(Dataset records)
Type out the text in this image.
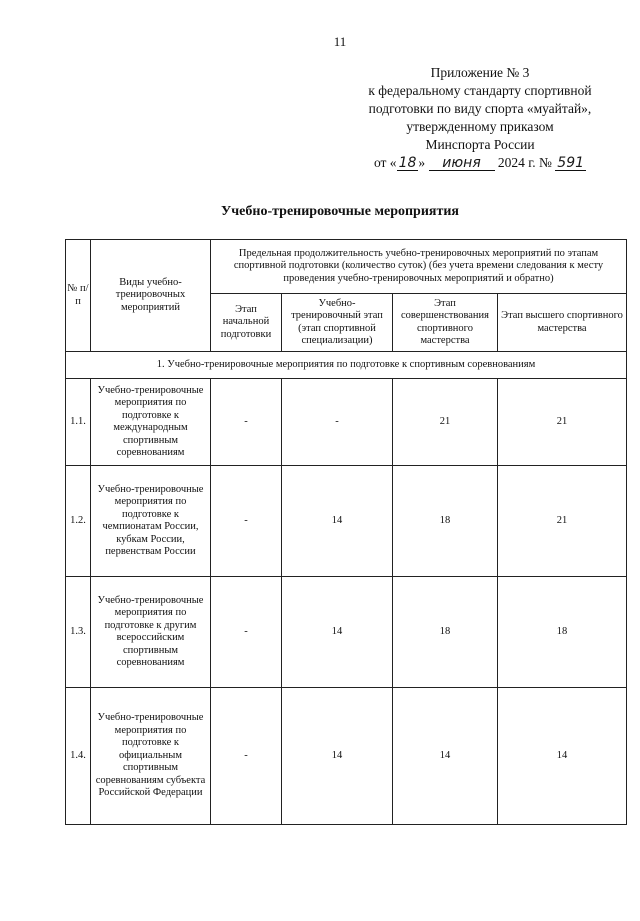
11
Приложение № 3
к федеральному стандарту спортивной
подготовки по виду спорта «муайтай»,
утвержденному приказом
Минспорта России
от « 18 » июня 2024 г. № 591
Учебно-тренировочные мероприятия
№ п/п	Виды учебно-тренировочных мероприятий	Предельная продолжительность учебно-тренировочных мероприятий по этапам спортивной подготовки (количество суток) (без учета времени следования к месту проведения учебно-тренировочных мероприятий и обратно)			
		Этап начальной подготовки	Учебно-тренировочный этап (этап спортивной специализации)	Этап совершенствования спортивного мастерства	Этап высшего спортивного мастерства
1. Учебно-тренировочные мероприятия по подготовке к спортивным соревнованиям					
1.1.	Учебно-тренировочные мероприятия по подготовке к международным спортивным соревнованиям	-	-	21	21
1.2.	Учебно-тренировочные мероприятия по подготовке к чемпионатам России, кубкам России, первенствам России	-	14	18	21
1.3.	Учебно-тренировочные мероприятия по подготовке к другим всероссийским спортивным соревнованиям	-	14	18	18
1.4.	Учебно-тренировочные мероприятия по подготовке к официальным спортивным соревнованиям субъекта Российской Федерации	-	14	14	14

◆ GOAL ◆
Copy everything in the records above except the pictures, exactly as written.

◆ OUTPUT OF THE TASK ◆
Type out the text in this image.
11
Приложение № 3
к федеральному стандарту спортивной
подготовки по виду спорта «муайтай»,
утвержденному приказом
Минспорта России
от « 18 » июня 2024 г. № 591
Учебно-тренировочные мероприятия
№ п/п	Виды учебно-тренировочных мероприятий	Предельная продолжительность учебно-тренировочных мероприятий по этапам спортивной подготовки (количество суток) (без учета времени следования к месту проведения учебно-тренировочных мероприятий и обратно)			
		Этап начальной подготовки	Учебно-тренировочный этап (этап спортивной специализации)	Этап совершенствования спортивного мастерства	Этап высшего спортивного мастерства
1. Учебно-тренировочные мероприятия по подготовке к спортивным соревнованиям					
1.1.	Учебно-тренировочные мероприятия по подготовке к международным спортивным соревнованиям	-	-	21	21
1.2.	Учебно-тренировочные мероприятия по подготовке к чемпионатам России, кубкам России, первенствам России	-	14	18	21
1.3.	Учебно-тренировочные мероприятия по подготовке к другим всероссийским спортивным соревнованиям	-	14	18	18
1.4.	Учебно-тренировочные мероприятия по подготовке к официальным спортивным соревнованиям субъекта Российской Федерации	-	14	14	14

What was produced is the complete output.